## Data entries
--- Start ---

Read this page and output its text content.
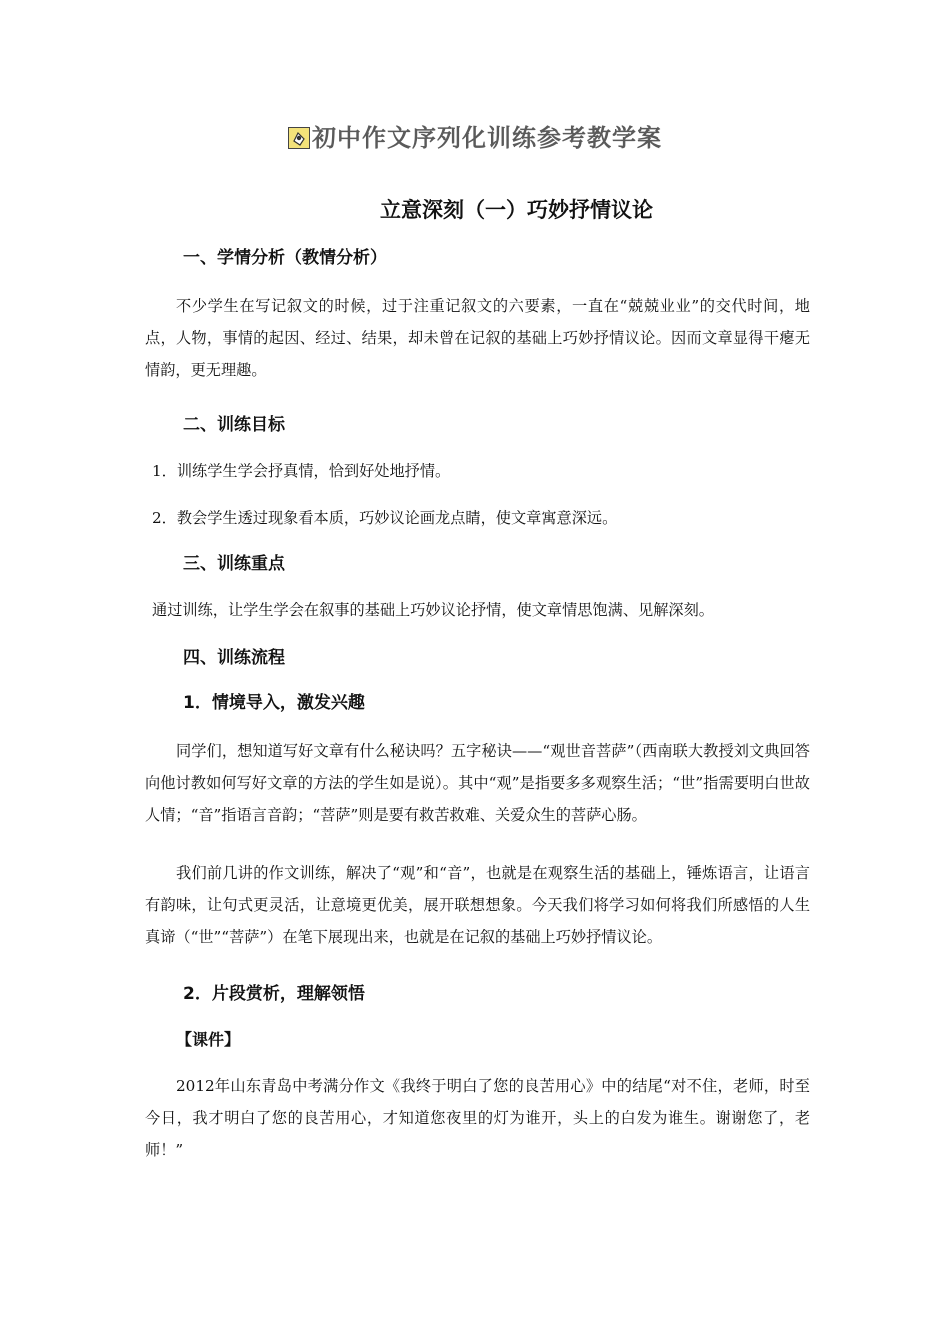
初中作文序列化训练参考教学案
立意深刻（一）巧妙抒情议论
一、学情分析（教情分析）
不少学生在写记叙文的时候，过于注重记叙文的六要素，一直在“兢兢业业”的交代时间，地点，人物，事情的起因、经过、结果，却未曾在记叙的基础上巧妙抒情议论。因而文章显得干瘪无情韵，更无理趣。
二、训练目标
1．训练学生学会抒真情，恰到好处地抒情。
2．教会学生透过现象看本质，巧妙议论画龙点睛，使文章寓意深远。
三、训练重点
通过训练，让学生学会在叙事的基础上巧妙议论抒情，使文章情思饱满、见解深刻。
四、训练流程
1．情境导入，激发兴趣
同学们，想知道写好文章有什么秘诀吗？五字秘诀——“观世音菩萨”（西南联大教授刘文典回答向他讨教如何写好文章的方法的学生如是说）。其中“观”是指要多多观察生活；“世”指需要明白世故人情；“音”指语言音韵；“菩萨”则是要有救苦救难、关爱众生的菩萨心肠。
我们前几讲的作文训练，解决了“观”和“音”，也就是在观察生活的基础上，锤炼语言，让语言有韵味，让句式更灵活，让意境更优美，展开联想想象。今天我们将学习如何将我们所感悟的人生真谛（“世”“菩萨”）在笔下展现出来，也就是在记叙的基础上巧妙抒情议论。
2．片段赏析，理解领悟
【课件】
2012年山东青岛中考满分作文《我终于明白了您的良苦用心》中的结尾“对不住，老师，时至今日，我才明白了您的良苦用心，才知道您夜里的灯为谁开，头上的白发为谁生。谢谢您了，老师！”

--- End ---

## Problem statement
Return all of the entries exactly as written, but drop any pictures they hold.

## Task solution
Read this page and output its text content.
初中作文序列化训练参考教学案
立意深刻（一）巧妙抒情议论
一、学情分析（教情分析）
不少学生在写记叙文的时候，过于注重记叙文的六要素，一直在“兢兢业业”的交代时间，地点，人物，事情的起因、经过、结果，却未曾在记叙的基础上巧妙抒情议论。因而文章显得干瘪无情韵，更无理趣。
二、训练目标
1．训练学生学会抒真情，恰到好处地抒情。
2．教会学生透过现象看本质，巧妙议论画龙点睛，使文章寓意深远。
三、训练重点
通过训练，让学生学会在叙事的基础上巧妙议论抒情，使文章情思饱满、见解深刻。
四、训练流程
1．情境导入，激发兴趣
同学们，想知道写好文章有什么秘诀吗？五字秘诀——“观世音菩萨”（西南联大教授刘文典回答向他讨教如何写好文章的方法的学生如是说）。其中“观”是指要多多观察生活；“世”指需要明白世故人情；“音”指语言音韵；“菩萨”则是要有救苦救难、关爱众生的菩萨心肠。
我们前几讲的作文训练，解决了“观”和“音”，也就是在观察生活的基础上，锤炼语言，让语言有韵味，让句式更灵活，让意境更优美，展开联想想象。今天我们将学习如何将我们所感悟的人生真谛（“世”“菩萨”）在笔下展现出来，也就是在记叙的基础上巧妙抒情议论。
2．片段赏析，理解领悟
【课件】
2012年山东青岛中考满分作文《我终于明白了您的良苦用心》中的结尾“对不住，老师，时至今日，我才明白了您的良苦用心，才知道您夜里的灯为谁开，头上的白发为谁生。谢谢您了，老师！”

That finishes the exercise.